**Direction:** Copy out the whole listing exactly as written, leaving the pictures behind.

**Supplied data:**
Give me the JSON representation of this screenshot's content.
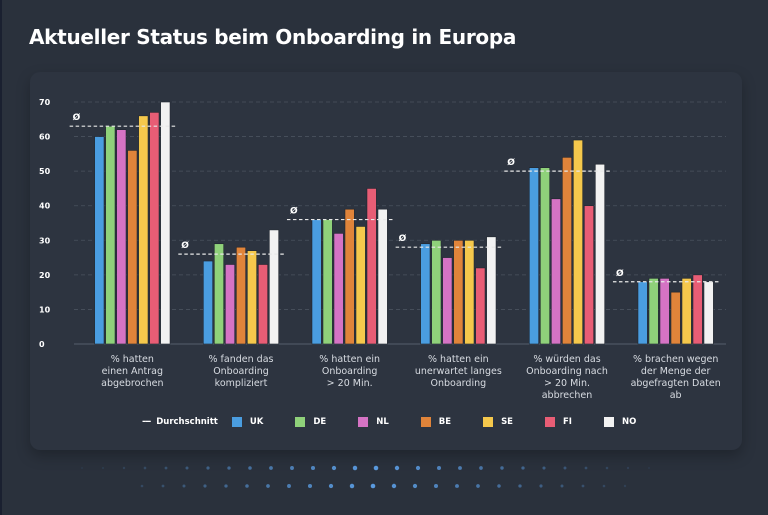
{
  "title": "Aktueller Status beim Onboarding in Europa",
  "chart_data": {
    "type": "bar",
    "title": "Aktueller Status beim Onboarding in Europa",
    "xlabel": "",
    "ylabel": "",
    "ylim": [
      0,
      70
    ],
    "yticks": [
      0,
      10,
      20,
      30,
      40,
      50,
      60,
      70
    ],
    "grid": true,
    "legend_position": "bottom",
    "categories": [
      [
        "% hatten",
        "einen Antrag",
        "abgebrochen"
      ],
      [
        "% fanden das",
        "Onboarding",
        "kompliziert"
      ],
      [
        "% hatten ein",
        "Onboarding",
        "> 20 Min."
      ],
      [
        "% hatten ein",
        "unerwartet langes",
        "Onboarding"
      ],
      [
        "% würden das",
        "Onboarding nach",
        "> 20 Min.",
        "abbrechen"
      ],
      [
        "% brachen wegen",
        "der Menge der",
        "abgefragten Daten",
        "ab"
      ]
    ],
    "series": [
      {
        "name": "UK",
        "color": "#4a9de0",
        "values": [
          60,
          24,
          36,
          29,
          51,
          18
        ]
      },
      {
        "name": "DE",
        "color": "#8fd17a",
        "values": [
          63,
          29,
          36,
          30,
          51,
          19
        ]
      },
      {
        "name": "NL",
        "color": "#d573c4",
        "values": [
          62,
          23,
          32,
          25,
          42,
          19
        ]
      },
      {
        "name": "BE",
        "color": "#e0843a",
        "values": [
          56,
          28,
          39,
          30,
          54,
          15
        ]
      },
      {
        "name": "SE",
        "color": "#f5c84c",
        "values": [
          66,
          27,
          34,
          30,
          59,
          19
        ]
      },
      {
        "name": "FI",
        "color": "#e85d75",
        "values": [
          67,
          23,
          45,
          22,
          40,
          20
        ]
      },
      {
        "name": "NO",
        "color": "#f2f2f2",
        "values": [
          70,
          33,
          39,
          31,
          52,
          18
        ]
      }
    ],
    "average": {
      "name": "Durchschnitt",
      "symbol": "Ø",
      "values": [
        63,
        26,
        36,
        28,
        50,
        18
      ]
    }
  },
  "legend": {
    "average_label": "Durchschnitt",
    "average_marker": "---"
  }
}
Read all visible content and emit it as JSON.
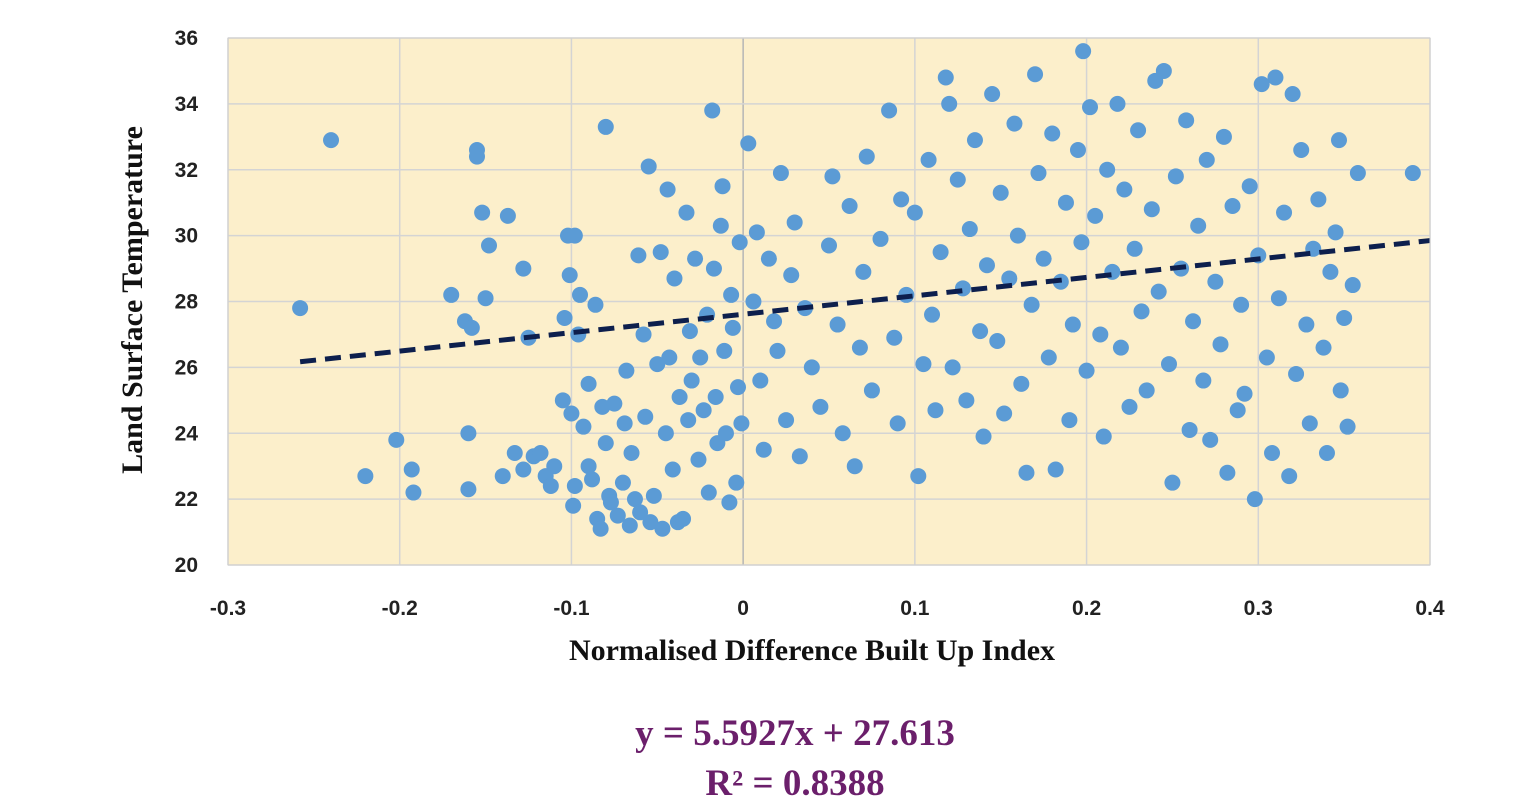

**Problem solution:**
Give me the JSON representation of this screenshot's content.
{
  "title": "Aktueller Status beim Onboarding in Europa",
  "chart_data": {
    "type": "bar",
    "title": "Aktueller Status beim Onboarding in Europa",
    "xlabel": "",
    "ylabel": "",
    "ylim": [
      0,
      70
    ],
    "yticks": [
      0,
      10,
      20,
      30,
      40,
      50,
      60,
      70
    ],
    "grid": true,
    "legend_position": "bottom",
    "categories": [
      [
        "% hatten",
        "einen Antrag",
        "abgebrochen"
      ],
      [
        "% fanden das",
        "Onboarding",
        "kompliziert"
      ],
      [
        "% hatten ein",
        "Onboarding",
        "> 20 Min."
      ],
      [
        "% hatten ein",
        "unerwartet langes",
        "Onboarding"
      ],
      [
        "% würden das",
        "Onboarding nach",
        "> 20 Min.",
        "abbrechen"
      ],
      [
        "% brachen wegen",
        "der Menge der",
        "abgefragten Daten",
        "ab"
      ]
    ],
    "series": [
      {
        "name": "UK",
        "color": "#4a9de0",
        "values": [
          60,
          24,
          36,
          29,
          51,
          18
        ]
      },
      {
        "name": "DE",
        "color": "#8fd17a",
        "values": [
          63,
          29,
          36,
          30,
          51,
          19
        ]
      },
      {
        "name": "NL",
        "color": "#d573c4",
        "values": [
          62,
          23,
          32,
          25,
          42,
          19
        ]
      },
      {
        "name": "BE",
        "color": "#e0843a",
        "values": [
          56,
          28,
          39,
          30,
          54,
          15
        ]
      },
      {
        "name": "SE",
        "color": "#f5c84c",
        "values": [
          66,
          27,
          34,
          30,
          59,
          19
        ]
      },
      {
        "name": "FI",
        "color": "#e85d75",
        "values": [
          67,
          23,
          45,
          22,
          40,
          20
        ]
      },
      {
        "name": "NO",
        "color": "#f2f2f2",
        "values": [
          70,
          33,
          39,
          31,
          52,
          18
        ]
      }
    ],
    "average": {
      "name": "Durchschnitt",
      "symbol": "Ø",
      "values": [
        63,
        26,
        36,
        28,
        50,
        18
      ]
    }
  },
  "legend": {
    "average_label": "Durchschnitt",
    "average_marker": "---"
  }
}
Read all visible content and emit it as JSON.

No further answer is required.